§ To be done
Output the entries word for word. Omit images.

Dataset rows

--

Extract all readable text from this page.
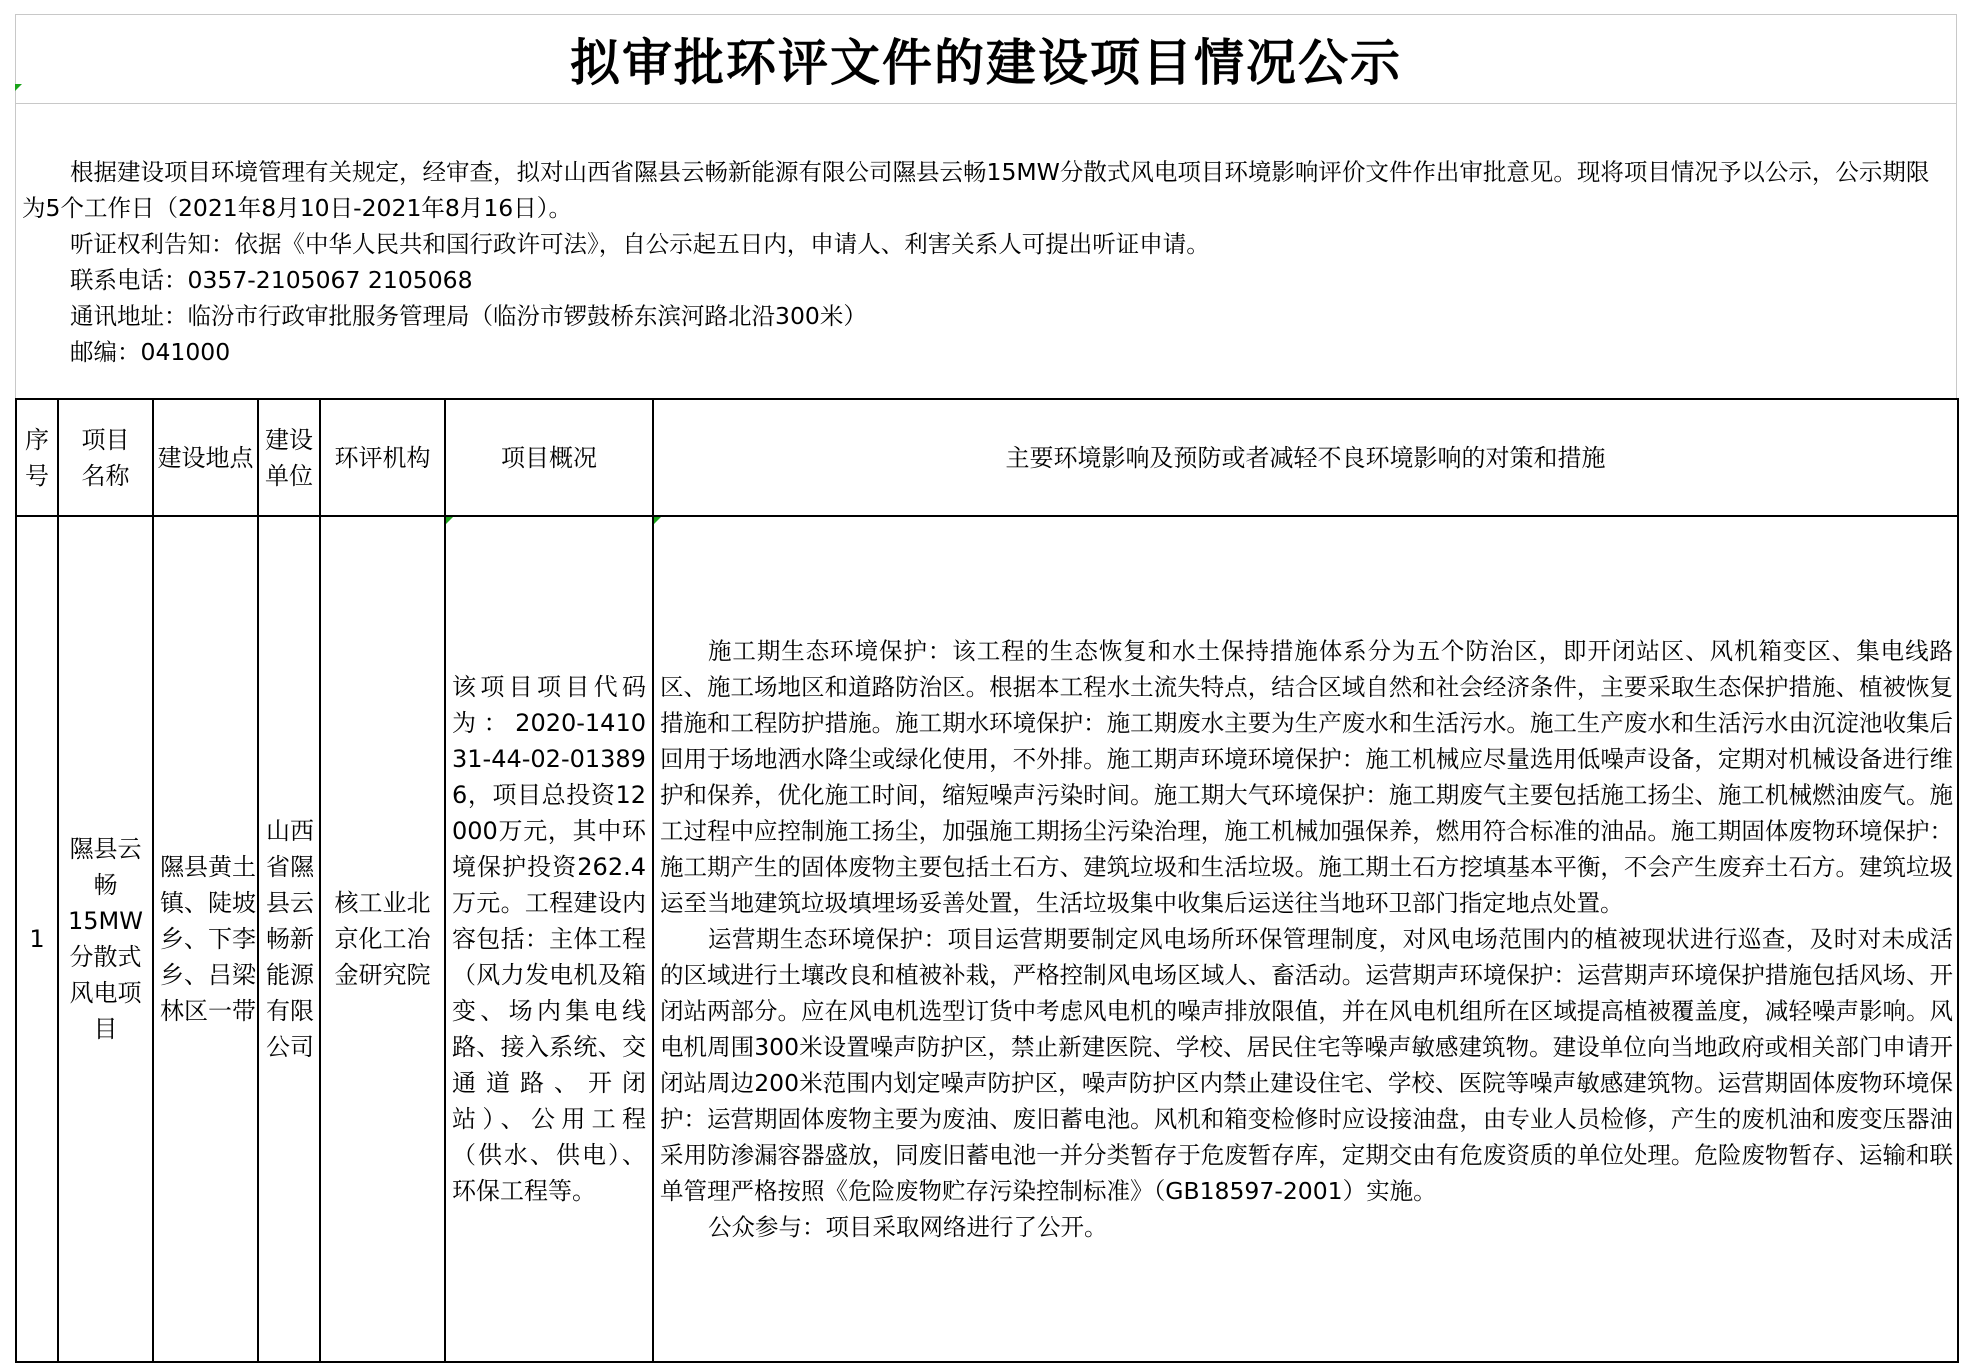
拟审批环评文件的建设项目情况公示

根据建设项目环境管理有关规定，经审查，拟对山西省隰县云畅新能源有限公司隰县云畅15MW分散式风电项目环境影响评价文件作出审批意见。现将项目情况予以公示，公示期限为5个工作日（2021年8月10日-2021年8月16日）。

听证权利告知：依据《中华人民共和国行政许可法》，自公示起五日内，申请人、利害关系人可提出听证申请。

联系电话：0357-2105067 2105068

通讯地址：临汾市行政审批服务管理局（临汾市锣鼓桥东滨河路北沿300米）

邮编：041000

序号	项目名称	建设地点	建设单位	环评机构	项目概况	主要环境影响及预防或者减轻不良环境影响的对策和措施
1	隰县云畅15MW分散式风电项目	隰县黄土镇、陡坡乡、下李乡、吕梁林区一带	山西省隰县云畅新能源有限公司	核工业北京化工冶金研究院	该项目项目代码为：2020-141031-44-02-013896，项目总投资12000万元，其中环境保护投资262.4万元。工程建设内容包括：主体工程（风力发电机及箱变、场内集电线路、接入系统、交通道路、开闭站）、公用工程（供水、供电）、环保工程等。	施工期生态环境保护：该工程的生态恢复和水土保持措施体系分为五个防治区，即开闭站区、风机箱变区、集电线路区、施工场地区和道路防治区。根据本工程水土流失特点，结合区域自然和社会经济条件，主要采取生态保护措施、植被恢复措施和工程防护措施。施工期水环境保护：施工期废水主要为生产废水和生活污水。施工生产废水和生活污水由沉淀池收集后回用于场地洒水降尘或绿化使用，不外排。施工期声环境环境保护：施工机械应尽量选用低噪声设备，定期对机械设备进行维护和保养，优化施工时间，缩短噪声污染时间。施工期大气环境保护：施工期废气主要包括施工扬尘、施工机械燃油废气。施工过程中应控制施工扬尘，加强施工期扬尘污染治理，施工机械加强保养，燃用符合标准的油品。施工期固体废物环境保护：施工期产生的固体废物主要包括土石方、建筑垃圾和生活垃圾。施工期土石方挖填基本平衡，不会产生废弃土石方。建筑垃圾运至当地建筑垃圾填埋场妥善处置，生活垃圾集中收集后运送往当地环卫部门指定地点处置。

运营期生态环境保护：项目运营期要制定风电场所环保管理制度，对风电场范围内的植被现状进行巡查，及时对未成活的区域进行土壤改良和植被补栽，严格控制风电场区域人、畜活动。运营期声环境保护：运营期声环境保护措施包括风场、开闭站两部分。应在风电机选型订货中考虑风电机的噪声排放限值，并在风电机组所在区域提高植被覆盖度，减轻噪声影响。风电机周围300米设置噪声防护区，禁止新建医院、学校、居民住宅等噪声敏感建筑物。建设单位向当地政府或相关部门申请开闭站周边200米范围内划定噪声防护区，噪声防护区内禁止建设住宅、学校、医院等噪声敏感建筑物。运营期固体废物环境保护：运营期固体废物主要为废油、废旧蓄电池。风机和箱变检修时应设接油盘，由专业人员检修，产生的废机油和废变压器油采用防渗漏容器盛放，同废旧蓄电池一并分类暂存于危废暂存库，定期交由有危废资质的单位处理。危险废物暂存、运输和联单管理严格按照《危险废物贮存污染控制标准》（GB18597-2001）实施。

公众参与：项目采取网络进行了公开。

--

§ Task answer
Extract all readable text from this page.
拟审批环评文件的建设项目情况公示

根据建设项目环境管理有关规定，经审查，拟对山西省隰县云畅新能源有限公司隰县云畅15MW分散式风电项目环境影响评价文件作出审批意见。现将项目情况予以公示，公示期限为5个工作日（2021年8月10日-2021年8月16日）。

听证权利告知：依据《中华人民共和国行政许可法》，自公示起五日内，申请人、利害关系人可提出听证申请。

联系电话：0357-2105067 2105068

通讯地址：临汾市行政审批服务管理局（临汾市锣鼓桥东滨河路北沿300米）

邮编：041000

序号	项目名称	建设地点	建设单位	环评机构	项目概况	主要环境影响及预防或者减轻不良环境影响的对策和措施
1	隰县云畅15MW分散式风电项目	隰县黄土镇、陡坡乡、下李乡、吕梁林区一带	山西省隰县云畅新能源有限公司	核工业北京化工冶金研究院	该项目项目代码为：2020-141031-44-02-013896，项目总投资12000万元，其中环境保护投资262.4万元。工程建设内容包括：主体工程（风力发电机及箱变、场内集电线路、接入系统、交通道路、开闭站）、公用工程（供水、供电）、环保工程等。	施工期生态环境保护：该工程的生态恢复和水土保持措施体系分为五个防治区，即开闭站区、风机箱变区、集电线路区、施工场地区和道路防治区。根据本工程水土流失特点，结合区域自然和社会经济条件，主要采取生态保护措施、植被恢复措施和工程防护措施。施工期水环境保护：施工期废水主要为生产废水和生活污水。施工生产废水和生活污水由沉淀池收集后回用于场地洒水降尘或绿化使用，不外排。施工期声环境环境保护：施工机械应尽量选用低噪声设备，定期对机械设备进行维护和保养，优化施工时间，缩短噪声污染时间。施工期大气环境保护：施工期废气主要包括施工扬尘、施工机械燃油废气。施工过程中应控制施工扬尘，加强施工期扬尘污染治理，施工机械加强保养，燃用符合标准的油品。施工期固体废物环境保护：施工期产生的固体废物主要包括土石方、建筑垃圾和生活垃圾。施工期土石方挖填基本平衡，不会产生废弃土石方。建筑垃圾运至当地建筑垃圾填埋场妥善处置，生活垃圾集中收集后运送往当地环卫部门指定地点处置。

运营期生态环境保护：项目运营期要制定风电场所环保管理制度，对风电场范围内的植被现状进行巡查，及时对未成活的区域进行土壤改良和植被补栽，严格控制风电场区域人、畜活动。运营期声环境保护：运营期声环境保护措施包括风场、开闭站两部分。应在风电机选型订货中考虑风电机的噪声排放限值，并在风电机组所在区域提高植被覆盖度，减轻噪声影响。风电机周围300米设置噪声防护区，禁止新建医院、学校、居民住宅等噪声敏感建筑物。建设单位向当地政府或相关部门申请开闭站周边200米范围内划定噪声防护区，噪声防护区内禁止建设住宅、学校、医院等噪声敏感建筑物。运营期固体废物环境保护：运营期固体废物主要为废油、废旧蓄电池。风机和箱变检修时应设接油盘，由专业人员检修，产生的废机油和废变压器油采用防渗漏容器盛放，同废旧蓄电池一并分类暂存于危废暂存库，定期交由有危废资质的单位处理。危险废物暂存、运输和联单管理严格按照《危险废物贮存污染控制标准》（GB18597-2001）实施。

公众参与：项目采取网络进行了公开。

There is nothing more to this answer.